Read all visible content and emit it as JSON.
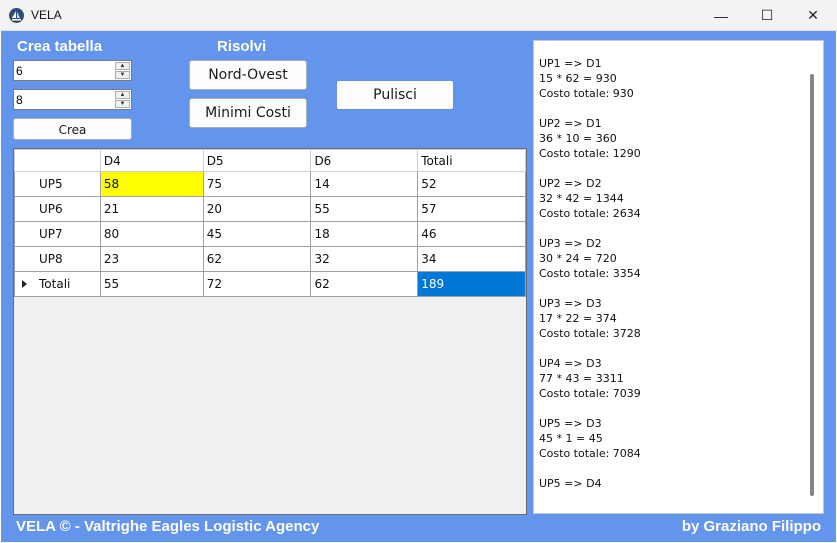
{
  "window": {
    "title": "VELA",
    "minimize": "—",
    "maximize": "☐",
    "close": "✕"
  },
  "crea": {
    "heading": "Crea tabella",
    "rows_value": "6",
    "cols_value": "8",
    "create_label": "Crea",
    "spin_up": "▲",
    "spin_down": "▼"
  },
  "risolvi": {
    "heading": "Risolvi",
    "nord_ovest_label": "Nord-Ovest",
    "minimi_costi_label": "Minimi Costi"
  },
  "pulisci_label": "Pulisci",
  "grid": {
    "columns": [
      "",
      "D4",
      "D5",
      "D6",
      "Totali"
    ],
    "rows": [
      {
        "label": "UP5",
        "cells": [
          "58",
          "75",
          "14",
          "52"
        ]
      },
      {
        "label": "UP6",
        "cells": [
          "21",
          "20",
          "55",
          "57"
        ]
      },
      {
        "label": "UP7",
        "cells": [
          "80",
          "45",
          "18",
          "46"
        ]
      },
      {
        "label": "UP8",
        "cells": [
          "23",
          "62",
          "32",
          "34"
        ]
      },
      {
        "label": "Totali",
        "cells": [
          "55",
          "72",
          "62",
          "189"
        ]
      }
    ],
    "highlight_color": "#ffff00",
    "selection_color": "#0078d7"
  },
  "log": {
    "lines": [
      "UP1 => D1",
      "15 * 62 = 930",
      "Costo totale: 930",
      "",
      "UP2 => D1",
      "36 * 10 = 360",
      "Costo totale: 1290",
      "",
      "UP2 => D2",
      "32 * 42 = 1344",
      "Costo totale: 2634",
      "",
      "UP3 => D2",
      "30 * 24 = 720",
      "Costo totale: 3354",
      "",
      "UP3 => D3",
      "17 * 22 = 374",
      "Costo totale: 3728",
      "",
      "UP4 => D3",
      "77 * 43 = 3311",
      "Costo totale: 7039",
      "",
      "UP5 => D3",
      "45 * 1 = 45",
      "Costo totale: 7084",
      "",
      "UP5 => D4"
    ]
  },
  "footer": {
    "left": "VELA © - Valtrighe Eagles Logistic Agency",
    "right": "by Graziano Filippo"
  },
  "colors": {
    "background": "#6495ed",
    "accent": "#0078d7"
  }
}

____

:: Written instruction ::
Retype every record above exactly as written, but leave out the pictures.

:: Expected answer ::
Read all visible content and emit it as JSON.
{
  "window": {
    "title": "VELA",
    "minimize": "—",
    "maximize": "☐",
    "close": "✕"
  },
  "crea": {
    "heading": "Crea tabella",
    "rows_value": "6",
    "cols_value": "8",
    "create_label": "Crea",
    "spin_up": "▲",
    "spin_down": "▼"
  },
  "risolvi": {
    "heading": "Risolvi",
    "nord_ovest_label": "Nord-Ovest",
    "minimi_costi_label": "Minimi Costi"
  },
  "pulisci_label": "Pulisci",
  "grid": {
    "columns": [
      "",
      "D4",
      "D5",
      "D6",
      "Totali"
    ],
    "rows": [
      {
        "label": "UP5",
        "cells": [
          "58",
          "75",
          "14",
          "52"
        ]
      },
      {
        "label": "UP6",
        "cells": [
          "21",
          "20",
          "55",
          "57"
        ]
      },
      {
        "label": "UP7",
        "cells": [
          "80",
          "45",
          "18",
          "46"
        ]
      },
      {
        "label": "UP8",
        "cells": [
          "23",
          "62",
          "32",
          "34"
        ]
      },
      {
        "label": "Totali",
        "cells": [
          "55",
          "72",
          "62",
          "189"
        ]
      }
    ],
    "highlight_color": "#ffff00",
    "selection_color": "#0078d7"
  },
  "log": {
    "lines": [
      "UP1 => D1",
      "15 * 62 = 930",
      "Costo totale: 930",
      "",
      "UP2 => D1",
      "36 * 10 = 360",
      "Costo totale: 1290",
      "",
      "UP2 => D2",
      "32 * 42 = 1344",
      "Costo totale: 2634",
      "",
      "UP3 => D2",
      "30 * 24 = 720",
      "Costo totale: 3354",
      "",
      "UP3 => D3",
      "17 * 22 = 374",
      "Costo totale: 3728",
      "",
      "UP4 => D3",
      "77 * 43 = 3311",
      "Costo totale: 7039",
      "",
      "UP5 => D3",
      "45 * 1 = 45",
      "Costo totale: 7084",
      "",
      "UP5 => D4"
    ]
  },
  "footer": {
    "left": "VELA © - Valtrighe Eagles Logistic Agency",
    "right": "by Graziano Filippo"
  },
  "colors": {
    "background": "#6495ed",
    "accent": "#0078d7"
  }
}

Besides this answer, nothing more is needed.